## START

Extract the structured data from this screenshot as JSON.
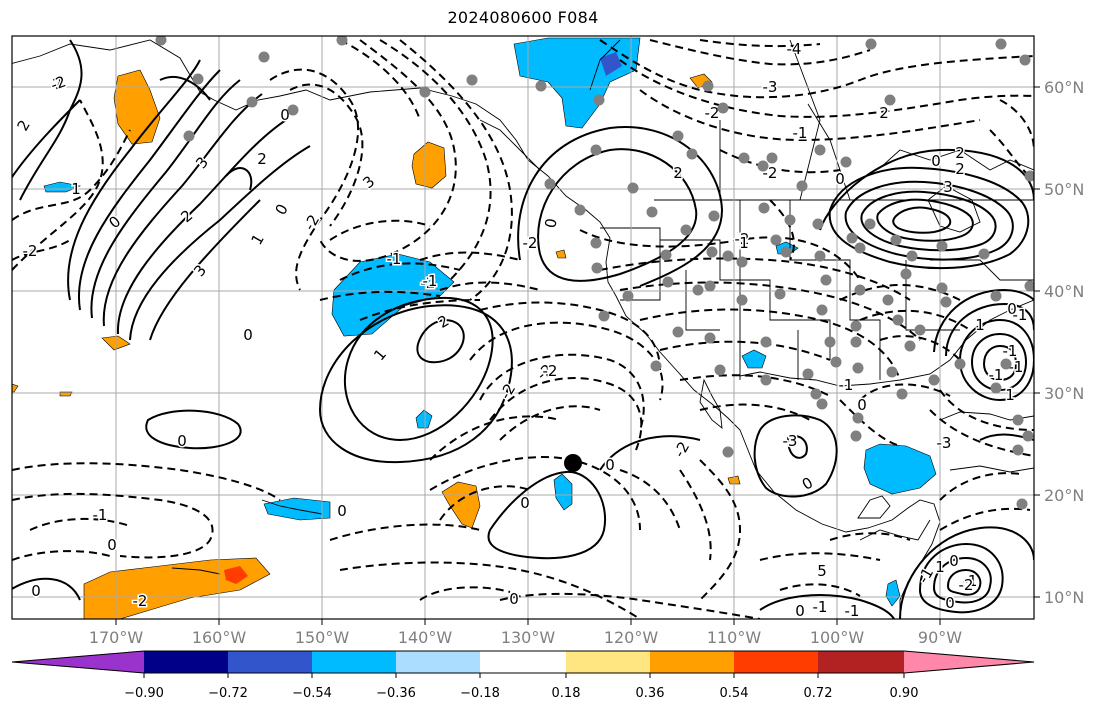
{
  "title": "2024080600 F084",
  "map": {
    "lon_ticks": [
      "170°W",
      "160°W",
      "150°W",
      "140°W",
      "130°W",
      "120°W",
      "110°W",
      "100°W",
      "90°W"
    ],
    "lat_ticks": [
      "60°N",
      "50°N",
      "40°N",
      "30°N",
      "20°N",
      "10°N"
    ],
    "contour_labels": [
      "2",
      "2",
      "1",
      "0",
      "3",
      "2",
      "0",
      "3",
      "1",
      "0",
      "-2",
      "0",
      "-2",
      "3",
      "-1",
      "-2",
      "2",
      "-2",
      "-2",
      "1",
      "2",
      "0",
      "2",
      "0",
      "0",
      "0",
      "-2",
      "-2",
      "-2",
      "-1",
      "0",
      "-2",
      "0",
      "0",
      "0",
      "-3",
      "-2",
      "2",
      "-1",
      "0",
      "-1",
      "0",
      "-3",
      "-3",
      "-1",
      "-1",
      "0",
      "-4",
      "-2",
      "-2",
      "-1",
      "0",
      "-1",
      "-1",
      "0",
      "-1",
      "-1",
      "0",
      "2",
      "2",
      "3",
      "5",
      "1",
      "1",
      "0",
      "0",
      "-1",
      "-2",
      "1",
      "1",
      "-1",
      "-2"
    ]
  },
  "colorbar": {
    "labels": [
      "−0.90",
      "−0.72",
      "−0.54",
      "−0.36",
      "−0.18",
      "0.18",
      "0.36",
      "0.54",
      "0.72",
      "0.90"
    ],
    "colors": [
      "#9933cc",
      "#000088",
      "#3355cc",
      "#00bbff",
      "#aaddff",
      "#ffffff",
      "#ffe680",
      "#ffa000",
      "#ff3d00",
      "#b22222",
      "#ff88aa"
    ]
  }
}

## END

### [Task to carry out]
Reproduce the listing exactly. Leave its pictures out.

### [Final answer]
Extract the structured data from this screenshot as JSON.
{
  "title": "2024080600 F084",
  "map": {
    "lon_ticks": [
      "170°W",
      "160°W",
      "150°W",
      "140°W",
      "130°W",
      "120°W",
      "110°W",
      "100°W",
      "90°W"
    ],
    "lat_ticks": [
      "60°N",
      "50°N",
      "40°N",
      "30°N",
      "20°N",
      "10°N"
    ],
    "contour_labels": [
      "2",
      "2",
      "1",
      "0",
      "3",
      "2",
      "0",
      "3",
      "1",
      "0",
      "-2",
      "0",
      "-2",
      "3",
      "-1",
      "-2",
      "2",
      "-2",
      "-2",
      "1",
      "2",
      "0",
      "2",
      "0",
      "0",
      "0",
      "-2",
      "-2",
      "-2",
      "-1",
      "0",
      "-2",
      "0",
      "0",
      "0",
      "-3",
      "-2",
      "2",
      "-1",
      "0",
      "-1",
      "0",
      "-3",
      "-3",
      "-1",
      "-1",
      "0",
      "-4",
      "-2",
      "-2",
      "-1",
      "0",
      "-1",
      "-1",
      "0",
      "-1",
      "-1",
      "0",
      "2",
      "2",
      "3",
      "5",
      "1",
      "1",
      "0",
      "0",
      "-1",
      "-2",
      "1",
      "1",
      "-1",
      "-2"
    ]
  },
  "colorbar": {
    "labels": [
      "−0.90",
      "−0.72",
      "−0.54",
      "−0.36",
      "−0.18",
      "0.18",
      "0.36",
      "0.54",
      "0.72",
      "0.90"
    ],
    "colors": [
      "#9933cc",
      "#000088",
      "#3355cc",
      "#00bbff",
      "#aaddff",
      "#ffffff",
      "#ffe680",
      "#ffa000",
      "#ff3d00",
      "#b22222",
      "#ff88aa"
    ]
  }
}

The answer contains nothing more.